------ Material for the task ------

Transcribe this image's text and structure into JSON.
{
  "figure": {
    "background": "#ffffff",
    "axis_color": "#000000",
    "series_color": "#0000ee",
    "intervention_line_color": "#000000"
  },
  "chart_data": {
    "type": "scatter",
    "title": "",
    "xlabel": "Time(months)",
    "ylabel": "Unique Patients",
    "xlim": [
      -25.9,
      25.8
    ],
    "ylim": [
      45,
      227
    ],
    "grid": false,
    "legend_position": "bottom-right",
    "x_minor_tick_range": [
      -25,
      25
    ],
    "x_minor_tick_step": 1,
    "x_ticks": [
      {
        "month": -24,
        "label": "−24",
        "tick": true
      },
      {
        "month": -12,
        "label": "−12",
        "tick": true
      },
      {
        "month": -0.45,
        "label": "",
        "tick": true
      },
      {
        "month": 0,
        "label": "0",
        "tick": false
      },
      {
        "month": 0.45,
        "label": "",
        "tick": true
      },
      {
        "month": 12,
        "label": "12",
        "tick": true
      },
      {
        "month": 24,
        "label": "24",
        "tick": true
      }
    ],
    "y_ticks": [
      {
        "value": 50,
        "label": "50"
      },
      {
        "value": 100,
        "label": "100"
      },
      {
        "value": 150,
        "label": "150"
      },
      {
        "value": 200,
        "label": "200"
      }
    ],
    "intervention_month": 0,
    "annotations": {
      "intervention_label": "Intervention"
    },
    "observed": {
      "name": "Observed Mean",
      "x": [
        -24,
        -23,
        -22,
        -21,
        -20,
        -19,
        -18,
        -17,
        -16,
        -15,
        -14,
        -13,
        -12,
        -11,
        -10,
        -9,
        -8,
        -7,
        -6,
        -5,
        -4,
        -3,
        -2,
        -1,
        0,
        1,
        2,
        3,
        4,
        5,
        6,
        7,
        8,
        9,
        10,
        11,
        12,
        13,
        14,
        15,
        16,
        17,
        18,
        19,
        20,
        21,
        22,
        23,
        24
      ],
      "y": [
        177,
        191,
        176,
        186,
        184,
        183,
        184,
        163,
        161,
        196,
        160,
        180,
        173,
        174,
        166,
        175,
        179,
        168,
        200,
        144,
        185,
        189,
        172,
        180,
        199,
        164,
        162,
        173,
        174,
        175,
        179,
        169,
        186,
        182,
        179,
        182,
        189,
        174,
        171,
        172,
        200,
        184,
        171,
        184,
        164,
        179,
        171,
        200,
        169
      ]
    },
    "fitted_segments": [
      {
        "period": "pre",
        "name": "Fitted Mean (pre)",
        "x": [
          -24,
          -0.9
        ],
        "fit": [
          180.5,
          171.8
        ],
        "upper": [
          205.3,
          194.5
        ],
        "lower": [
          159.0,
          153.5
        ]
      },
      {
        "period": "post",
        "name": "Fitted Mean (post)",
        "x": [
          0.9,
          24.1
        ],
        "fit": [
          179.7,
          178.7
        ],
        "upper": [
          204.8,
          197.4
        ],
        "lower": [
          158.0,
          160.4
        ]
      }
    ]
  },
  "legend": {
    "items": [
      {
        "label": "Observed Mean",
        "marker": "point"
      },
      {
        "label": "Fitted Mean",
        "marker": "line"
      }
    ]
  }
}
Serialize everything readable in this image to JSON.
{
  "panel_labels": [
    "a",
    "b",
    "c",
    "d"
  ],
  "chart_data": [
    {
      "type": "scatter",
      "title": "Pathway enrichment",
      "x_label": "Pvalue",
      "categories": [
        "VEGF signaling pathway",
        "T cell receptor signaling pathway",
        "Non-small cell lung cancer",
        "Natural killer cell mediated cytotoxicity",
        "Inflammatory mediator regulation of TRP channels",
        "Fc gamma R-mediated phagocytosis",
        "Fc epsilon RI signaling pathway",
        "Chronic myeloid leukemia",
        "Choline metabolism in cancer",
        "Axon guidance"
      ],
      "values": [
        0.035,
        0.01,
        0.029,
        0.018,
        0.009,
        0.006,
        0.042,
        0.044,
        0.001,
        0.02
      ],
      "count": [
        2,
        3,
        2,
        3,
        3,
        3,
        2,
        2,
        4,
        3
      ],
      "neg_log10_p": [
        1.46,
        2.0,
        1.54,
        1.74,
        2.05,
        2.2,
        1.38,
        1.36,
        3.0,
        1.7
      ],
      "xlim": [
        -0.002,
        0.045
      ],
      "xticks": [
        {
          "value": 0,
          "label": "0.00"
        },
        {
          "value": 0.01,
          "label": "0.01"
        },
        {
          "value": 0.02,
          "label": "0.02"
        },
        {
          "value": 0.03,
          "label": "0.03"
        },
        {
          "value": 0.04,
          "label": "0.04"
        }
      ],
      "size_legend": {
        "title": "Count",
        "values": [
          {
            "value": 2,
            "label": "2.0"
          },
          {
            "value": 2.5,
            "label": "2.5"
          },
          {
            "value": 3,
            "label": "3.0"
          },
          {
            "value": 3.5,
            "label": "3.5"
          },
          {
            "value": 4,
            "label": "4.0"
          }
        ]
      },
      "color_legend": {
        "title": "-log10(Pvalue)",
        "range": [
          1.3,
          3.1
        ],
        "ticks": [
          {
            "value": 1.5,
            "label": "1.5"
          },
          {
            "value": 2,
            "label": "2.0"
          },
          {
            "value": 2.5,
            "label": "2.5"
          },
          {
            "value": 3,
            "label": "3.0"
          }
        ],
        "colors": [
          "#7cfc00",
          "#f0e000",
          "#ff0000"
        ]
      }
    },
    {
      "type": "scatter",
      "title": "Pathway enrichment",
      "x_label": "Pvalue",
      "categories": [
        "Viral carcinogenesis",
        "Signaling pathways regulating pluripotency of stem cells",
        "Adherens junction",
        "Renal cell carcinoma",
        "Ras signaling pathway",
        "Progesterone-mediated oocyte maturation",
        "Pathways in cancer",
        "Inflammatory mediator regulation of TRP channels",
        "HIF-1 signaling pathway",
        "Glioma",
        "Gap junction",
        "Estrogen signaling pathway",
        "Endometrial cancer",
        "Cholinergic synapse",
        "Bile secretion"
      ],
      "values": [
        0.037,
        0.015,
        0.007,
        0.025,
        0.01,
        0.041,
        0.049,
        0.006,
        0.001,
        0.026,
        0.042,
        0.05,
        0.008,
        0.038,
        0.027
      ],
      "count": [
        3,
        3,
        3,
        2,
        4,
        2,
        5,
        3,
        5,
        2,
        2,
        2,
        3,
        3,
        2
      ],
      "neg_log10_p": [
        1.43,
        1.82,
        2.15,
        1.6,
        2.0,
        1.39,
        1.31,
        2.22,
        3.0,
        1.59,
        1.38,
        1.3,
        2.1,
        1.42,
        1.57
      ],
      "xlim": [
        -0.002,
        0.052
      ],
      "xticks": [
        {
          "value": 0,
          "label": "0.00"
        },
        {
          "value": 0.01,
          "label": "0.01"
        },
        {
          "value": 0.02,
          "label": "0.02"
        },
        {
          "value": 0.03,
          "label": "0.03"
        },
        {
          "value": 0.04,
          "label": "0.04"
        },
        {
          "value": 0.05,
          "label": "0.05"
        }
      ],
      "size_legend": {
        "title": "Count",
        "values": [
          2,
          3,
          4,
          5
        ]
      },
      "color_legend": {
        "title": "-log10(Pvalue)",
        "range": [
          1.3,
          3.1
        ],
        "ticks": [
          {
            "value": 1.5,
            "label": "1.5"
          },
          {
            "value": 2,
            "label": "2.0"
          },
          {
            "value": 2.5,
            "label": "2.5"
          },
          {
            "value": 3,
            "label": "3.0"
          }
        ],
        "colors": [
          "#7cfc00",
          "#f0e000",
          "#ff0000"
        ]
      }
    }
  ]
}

------

**Task directions:** Return the data in its entirety, exactly as given.

**Response area:**
Transcribe this image's text and structure into JSON.
{
  "figure": {
    "background": "#ffffff",
    "axis_color": "#000000",
    "series_color": "#0000ee",
    "intervention_line_color": "#000000"
  },
  "chart_data": {
    "type": "scatter",
    "title": "",
    "xlabel": "Time(months)",
    "ylabel": "Unique Patients",
    "xlim": [
      -25.9,
      25.8
    ],
    "ylim": [
      45,
      227
    ],
    "grid": false,
    "legend_position": "bottom-right",
    "x_minor_tick_range": [
      -25,
      25
    ],
    "x_minor_tick_step": 1,
    "x_ticks": [
      {
        "month": -24,
        "label": "−24",
        "tick": true
      },
      {
        "month": -12,
        "label": "−12",
        "tick": true
      },
      {
        "month": -0.45,
        "label": "",
        "tick": true
      },
      {
        "month": 0,
        "label": "0",
        "tick": false
      },
      {
        "month": 0.45,
        "label": "",
        "tick": true
      },
      {
        "month": 12,
        "label": "12",
        "tick": true
      },
      {
        "month": 24,
        "label": "24",
        "tick": true
      }
    ],
    "y_ticks": [
      {
        "value": 50,
        "label": "50"
      },
      {
        "value": 100,
        "label": "100"
      },
      {
        "value": 150,
        "label": "150"
      },
      {
        "value": 200,
        "label": "200"
      }
    ],
    "intervention_month": 0,
    "annotations": {
      "intervention_label": "Intervention"
    },
    "observed": {
      "name": "Observed Mean",
      "x": [
        -24,
        -23,
        -22,
        -21,
        -20,
        -19,
        -18,
        -17,
        -16,
        -15,
        -14,
        -13,
        -12,
        -11,
        -10,
        -9,
        -8,
        -7,
        -6,
        -5,
        -4,
        -3,
        -2,
        -1,
        0,
        1,
        2,
        3,
        4,
        5,
        6,
        7,
        8,
        9,
        10,
        11,
        12,
        13,
        14,
        15,
        16,
        17,
        18,
        19,
        20,
        21,
        22,
        23,
        24
      ],
      "y": [
        177,
        191,
        176,
        186,
        184,
        183,
        184,
        163,
        161,
        196,
        160,
        180,
        173,
        174,
        166,
        175,
        179,
        168,
        200,
        144,
        185,
        189,
        172,
        180,
        199,
        164,
        162,
        173,
        174,
        175,
        179,
        169,
        186,
        182,
        179,
        182,
        189,
        174,
        171,
        172,
        200,
        184,
        171,
        184,
        164,
        179,
        171,
        200,
        169
      ]
    },
    "fitted_segments": [
      {
        "period": "pre",
        "name": "Fitted Mean (pre)",
        "x": [
          -24,
          -0.9
        ],
        "fit": [
          180.5,
          171.8
        ],
        "upper": [
          205.3,
          194.5
        ],
        "lower": [
          159.0,
          153.5
        ]
      },
      {
        "period": "post",
        "name": "Fitted Mean (post)",
        "x": [
          0.9,
          24.1
        ],
        "fit": [
          179.7,
          178.7
        ],
        "upper": [
          204.8,
          197.4
        ],
        "lower": [
          158.0,
          160.4
        ]
      }
    ]
  },
  "legend": {
    "items": [
      {
        "label": "Observed Mean",
        "marker": "point"
      },
      {
        "label": "Fitted Mean",
        "marker": "line"
      }
    ]
  }
}
Serialize everything readable in this image to JSON.
{
  "panel_labels": [
    "a",
    "b",
    "c",
    "d"
  ],
  "chart_data": [
    {
      "type": "scatter",
      "title": "Pathway enrichment",
      "x_label": "Pvalue",
      "categories": [
        "VEGF signaling pathway",
        "T cell receptor signaling pathway",
        "Non-small cell lung cancer",
        "Natural killer cell mediated cytotoxicity",
        "Inflammatory mediator regulation of TRP channels",
        "Fc gamma R-mediated phagocytosis",
        "Fc epsilon RI signaling pathway",
        "Chronic myeloid leukemia",
        "Choline metabolism in cancer",
        "Axon guidance"
      ],
      "values": [
        0.035,
        0.01,
        0.029,
        0.018,
        0.009,
        0.006,
        0.042,
        0.044,
        0.001,
        0.02
      ],
      "count": [
        2,
        3,
        2,
        3,
        3,
        3,
        2,
        2,
        4,
        3
      ],
      "neg_log10_p": [
        1.46,
        2.0,
        1.54,
        1.74,
        2.05,
        2.2,
        1.38,
        1.36,
        3.0,
        1.7
      ],
      "xlim": [
        -0.002,
        0.045
      ],
      "xticks": [
        {
          "value": 0,
          "label": "0.00"
        },
        {
          "value": 0.01,
          "label": "0.01"
        },
        {
          "value": 0.02,
          "label": "0.02"
        },
        {
          "value": 0.03,
          "label": "0.03"
        },
        {
          "value": 0.04,
          "label": "0.04"
        }
      ],
      "size_legend": {
        "title": "Count",
        "values": [
          {
            "value": 2,
            "label": "2.0"
          },
          {
            "value": 2.5,
            "label": "2.5"
          },
          {
            "value": 3,
            "label": "3.0"
          },
          {
            "value": 3.5,
            "label": "3.5"
          },
          {
            "value": 4,
            "label": "4.0"
          }
        ]
      },
      "color_legend": {
        "title": "-log10(Pvalue)",
        "range": [
          1.3,
          3.1
        ],
        "ticks": [
          {
            "value": 1.5,
            "label": "1.5"
          },
          {
            "value": 2,
            "label": "2.0"
          },
          {
            "value": 2.5,
            "label": "2.5"
          },
          {
            "value": 3,
            "label": "3.0"
          }
        ],
        "colors": [
          "#7cfc00",
          "#f0e000",
          "#ff0000"
        ]
      }
    },
    {
      "type": "scatter",
      "title": "Pathway enrichment",
      "x_label": "Pvalue",
      "categories": [
        "Viral carcinogenesis",
        "Signaling pathways regulating pluripotency of stem cells",
        "Adherens junction",
        "Renal cell carcinoma",
        "Ras signaling pathway",
        "Progesterone-mediated oocyte maturation",
        "Pathways in cancer",
        "Inflammatory mediator regulation of TRP channels",
        "HIF-1 signaling pathway",
        "Glioma",
        "Gap junction",
        "Estrogen signaling pathway",
        "Endometrial cancer",
        "Cholinergic synapse",
        "Bile secretion"
      ],
      "values": [
        0.037,
        0.015,
        0.007,
        0.025,
        0.01,
        0.041,
        0.049,
        0.006,
        0.001,
        0.026,
        0.042,
        0.05,
        0.008,
        0.038,
        0.027
      ],
      "count": [
        3,
        3,
        3,
        2,
        4,
        2,
        5,
        3,
        5,
        2,
        2,
        2,
        3,
        3,
        2
      ],
      "neg_log10_p": [
        1.43,
        1.82,
        2.15,
        1.6,
        2.0,
        1.39,
        1.31,
        2.22,
        3.0,
        1.59,
        1.38,
        1.3,
        2.1,
        1.42,
        1.57
      ],
      "xlim": [
        -0.002,
        0.052
      ],
      "xticks": [
        {
          "value": 0,
          "label": "0.00"
        },
        {
          "value": 0.01,
          "label": "0.01"
        },
        {
          "value": 0.02,
          "label": "0.02"
        },
        {
          "value": 0.03,
          "label": "0.03"
        },
        {
          "value": 0.04,
          "label": "0.04"
        },
        {
          "value": 0.05,
          "label": "0.05"
        }
      ],
      "size_legend": {
        "title": "Count",
        "values": [
          2,
          3,
          4,
          5
        ]
      },
      "color_legend": {
        "title": "-log10(Pvalue)",
        "range": [
          1.3,
          3.1
        ],
        "ticks": [
          {
            "value": 1.5,
            "label": "1.5"
          },
          {
            "value": 2,
            "label": "2.0"
          },
          {
            "value": 2.5,
            "label": "2.5"
          },
          {
            "value": 3,
            "label": "3.0"
          }
        ],
        "colors": [
          "#7cfc00",
          "#f0e000",
          "#ff0000"
        ]
      }
    }
  ]
}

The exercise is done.